→ Work to do: Output every entry exactly, from the first line to the last.

→ Listing:
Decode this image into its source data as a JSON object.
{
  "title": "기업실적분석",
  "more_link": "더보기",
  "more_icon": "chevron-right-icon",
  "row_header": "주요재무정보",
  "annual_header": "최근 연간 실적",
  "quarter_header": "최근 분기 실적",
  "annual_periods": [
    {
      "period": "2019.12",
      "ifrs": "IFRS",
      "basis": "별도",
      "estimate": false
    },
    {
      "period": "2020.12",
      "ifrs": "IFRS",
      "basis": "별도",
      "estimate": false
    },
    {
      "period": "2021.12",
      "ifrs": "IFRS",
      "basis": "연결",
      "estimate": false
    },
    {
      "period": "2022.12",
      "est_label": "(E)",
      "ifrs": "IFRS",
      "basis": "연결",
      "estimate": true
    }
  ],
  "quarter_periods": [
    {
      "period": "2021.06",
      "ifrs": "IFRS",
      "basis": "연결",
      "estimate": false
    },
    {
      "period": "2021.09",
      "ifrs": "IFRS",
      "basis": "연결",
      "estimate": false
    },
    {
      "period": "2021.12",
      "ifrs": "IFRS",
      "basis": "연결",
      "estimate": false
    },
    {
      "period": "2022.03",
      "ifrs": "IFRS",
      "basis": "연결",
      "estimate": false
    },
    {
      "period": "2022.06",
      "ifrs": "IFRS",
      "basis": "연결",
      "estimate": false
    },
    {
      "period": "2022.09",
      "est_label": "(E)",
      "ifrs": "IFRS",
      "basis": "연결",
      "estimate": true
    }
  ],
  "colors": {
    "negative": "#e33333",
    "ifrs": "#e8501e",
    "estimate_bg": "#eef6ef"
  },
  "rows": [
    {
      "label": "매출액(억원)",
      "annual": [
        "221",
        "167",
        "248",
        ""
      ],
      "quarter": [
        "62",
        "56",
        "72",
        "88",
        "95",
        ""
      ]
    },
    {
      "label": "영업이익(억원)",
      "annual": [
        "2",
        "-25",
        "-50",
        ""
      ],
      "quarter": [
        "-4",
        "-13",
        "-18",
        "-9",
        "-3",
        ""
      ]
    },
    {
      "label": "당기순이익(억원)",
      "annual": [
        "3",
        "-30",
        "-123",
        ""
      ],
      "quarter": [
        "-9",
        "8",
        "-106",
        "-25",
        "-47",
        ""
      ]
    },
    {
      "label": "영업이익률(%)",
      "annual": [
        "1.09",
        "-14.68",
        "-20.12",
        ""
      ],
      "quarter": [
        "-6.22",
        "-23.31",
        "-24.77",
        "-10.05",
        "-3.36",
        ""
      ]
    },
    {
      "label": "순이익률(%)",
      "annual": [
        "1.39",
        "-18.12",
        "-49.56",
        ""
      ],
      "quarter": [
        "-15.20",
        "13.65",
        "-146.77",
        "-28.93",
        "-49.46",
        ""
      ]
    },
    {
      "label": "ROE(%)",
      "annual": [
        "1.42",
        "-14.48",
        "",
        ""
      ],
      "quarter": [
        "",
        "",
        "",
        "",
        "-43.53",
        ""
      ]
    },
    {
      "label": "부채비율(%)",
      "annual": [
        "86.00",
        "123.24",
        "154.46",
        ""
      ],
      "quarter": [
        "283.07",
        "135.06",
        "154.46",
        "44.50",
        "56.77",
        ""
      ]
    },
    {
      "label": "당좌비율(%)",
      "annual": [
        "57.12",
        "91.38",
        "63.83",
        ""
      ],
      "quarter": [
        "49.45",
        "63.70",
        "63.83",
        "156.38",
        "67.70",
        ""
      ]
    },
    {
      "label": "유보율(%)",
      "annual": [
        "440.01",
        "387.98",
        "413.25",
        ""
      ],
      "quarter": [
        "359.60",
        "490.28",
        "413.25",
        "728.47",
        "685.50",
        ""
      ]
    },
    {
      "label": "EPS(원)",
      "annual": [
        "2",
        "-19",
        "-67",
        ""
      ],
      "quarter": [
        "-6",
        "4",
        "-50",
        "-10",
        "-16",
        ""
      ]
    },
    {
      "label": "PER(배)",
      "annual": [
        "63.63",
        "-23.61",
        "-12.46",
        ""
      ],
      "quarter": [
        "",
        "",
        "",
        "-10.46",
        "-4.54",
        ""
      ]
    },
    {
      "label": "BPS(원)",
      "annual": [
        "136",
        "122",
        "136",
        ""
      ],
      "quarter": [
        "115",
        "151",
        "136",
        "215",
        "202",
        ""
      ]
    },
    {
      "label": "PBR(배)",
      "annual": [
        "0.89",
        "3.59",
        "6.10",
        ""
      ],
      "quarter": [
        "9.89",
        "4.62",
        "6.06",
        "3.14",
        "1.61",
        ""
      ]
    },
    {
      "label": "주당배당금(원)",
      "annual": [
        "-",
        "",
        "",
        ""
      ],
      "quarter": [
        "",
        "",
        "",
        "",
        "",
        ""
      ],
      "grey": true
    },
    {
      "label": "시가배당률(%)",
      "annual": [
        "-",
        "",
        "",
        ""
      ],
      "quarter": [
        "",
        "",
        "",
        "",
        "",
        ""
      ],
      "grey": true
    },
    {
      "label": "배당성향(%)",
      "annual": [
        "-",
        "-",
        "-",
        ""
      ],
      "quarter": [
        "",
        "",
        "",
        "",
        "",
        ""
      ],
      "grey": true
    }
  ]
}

→ Answer:
Decode this image into its source data as a JSON object.
{
  "title": "기업실적분석",
  "more_link": "더보기",
  "more_icon": "chevron-right-icon",
  "row_header": "주요재무정보",
  "annual_header": "최근 연간 실적",
  "quarter_header": "최근 분기 실적",
  "annual_periods": [
    {
      "period": "2019.12",
      "ifrs": "IFRS",
      "basis": "별도",
      "estimate": false
    },
    {
      "period": "2020.12",
      "ifrs": "IFRS",
      "basis": "별도",
      "estimate": false
    },
    {
      "period": "2021.12",
      "ifrs": "IFRS",
      "basis": "연결",
      "estimate": false
    },
    {
      "period": "2022.12",
      "est_label": "(E)",
      "ifrs": "IFRS",
      "basis": "연결",
      "estimate": true
    }
  ],
  "quarter_periods": [
    {
      "period": "2021.06",
      "ifrs": "IFRS",
      "basis": "연결",
      "estimate": false
    },
    {
      "period": "2021.09",
      "ifrs": "IFRS",
      "basis": "연결",
      "estimate": false
    },
    {
      "period": "2021.12",
      "ifrs": "IFRS",
      "basis": "연결",
      "estimate": false
    },
    {
      "period": "2022.03",
      "ifrs": "IFRS",
      "basis": "연결",
      "estimate": false
    },
    {
      "period": "2022.06",
      "ifrs": "IFRS",
      "basis": "연결",
      "estimate": false
    },
    {
      "period": "2022.09",
      "est_label": "(E)",
      "ifrs": "IFRS",
      "basis": "연결",
      "estimate": true
    }
  ],
  "colors": {
    "negative": "#e33333",
    "ifrs": "#e8501e",
    "estimate_bg": "#eef6ef"
  },
  "rows": [
    {
      "label": "매출액(억원)",
      "annual": [
        "221",
        "167",
        "248",
        ""
      ],
      "quarter": [
        "62",
        "56",
        "72",
        "88",
        "95",
        ""
      ]
    },
    {
      "label": "영업이익(억원)",
      "annual": [
        "2",
        "-25",
        "-50",
        ""
      ],
      "quarter": [
        "-4",
        "-13",
        "-18",
        "-9",
        "-3",
        ""
      ]
    },
    {
      "label": "당기순이익(억원)",
      "annual": [
        "3",
        "-30",
        "-123",
        ""
      ],
      "quarter": [
        "-9",
        "8",
        "-106",
        "-25",
        "-47",
        ""
      ]
    },
    {
      "label": "영업이익률(%)",
      "annual": [
        "1.09",
        "-14.68",
        "-20.12",
        ""
      ],
      "quarter": [
        "-6.22",
        "-23.31",
        "-24.77",
        "-10.05",
        "-3.36",
        ""
      ]
    },
    {
      "label": "순이익률(%)",
      "annual": [
        "1.39",
        "-18.12",
        "-49.56",
        ""
      ],
      "quarter": [
        "-15.20",
        "13.65",
        "-146.77",
        "-28.93",
        "-49.46",
        ""
      ]
    },
    {
      "label": "ROE(%)",
      "annual": [
        "1.42",
        "-14.48",
        "",
        ""
      ],
      "quarter": [
        "",
        "",
        "",
        "",
        "-43.53",
        ""
      ]
    },
    {
      "label": "부채비율(%)",
      "annual": [
        "86.00",
        "123.24",
        "154.46",
        ""
      ],
      "quarter": [
        "283.07",
        "135.06",
        "154.46",
        "44.50",
        "56.77",
        ""
      ]
    },
    {
      "label": "당좌비율(%)",
      "annual": [
        "57.12",
        "91.38",
        "63.83",
        ""
      ],
      "quarter": [
        "49.45",
        "63.70",
        "63.83",
        "156.38",
        "67.70",
        ""
      ]
    },
    {
      "label": "유보율(%)",
      "annual": [
        "440.01",
        "387.98",
        "413.25",
        ""
      ],
      "quarter": [
        "359.60",
        "490.28",
        "413.25",
        "728.47",
        "685.50",
        ""
      ]
    },
    {
      "label": "EPS(원)",
      "annual": [
        "2",
        "-19",
        "-67",
        ""
      ],
      "quarter": [
        "-6",
        "4",
        "-50",
        "-10",
        "-16",
        ""
      ]
    },
    {
      "label": "PER(배)",
      "annual": [
        "63.63",
        "-23.61",
        "-12.46",
        ""
      ],
      "quarter": [
        "",
        "",
        "",
        "-10.46",
        "-4.54",
        ""
      ]
    },
    {
      "label": "BPS(원)",
      "annual": [
        "136",
        "122",
        "136",
        ""
      ],
      "quarter": [
        "115",
        "151",
        "136",
        "215",
        "202",
        ""
      ]
    },
    {
      "label": "PBR(배)",
      "annual": [
        "0.89",
        "3.59",
        "6.10",
        ""
      ],
      "quarter": [
        "9.89",
        "4.62",
        "6.06",
        "3.14",
        "1.61",
        ""
      ]
    },
    {
      "label": "주당배당금(원)",
      "annual": [
        "-",
        "",
        "",
        ""
      ],
      "quarter": [
        "",
        "",
        "",
        "",
        "",
        ""
      ],
      "grey": true
    },
    {
      "label": "시가배당률(%)",
      "annual": [
        "-",
        "",
        "",
        ""
      ],
      "quarter": [
        "",
        "",
        "",
        "",
        "",
        ""
      ],
      "grey": true
    },
    {
      "label": "배당성향(%)",
      "annual": [
        "-",
        "-",
        "-",
        ""
      ],
      "quarter": [
        "",
        "",
        "",
        "",
        "",
        ""
      ],
      "grey": true
    }
  ]
}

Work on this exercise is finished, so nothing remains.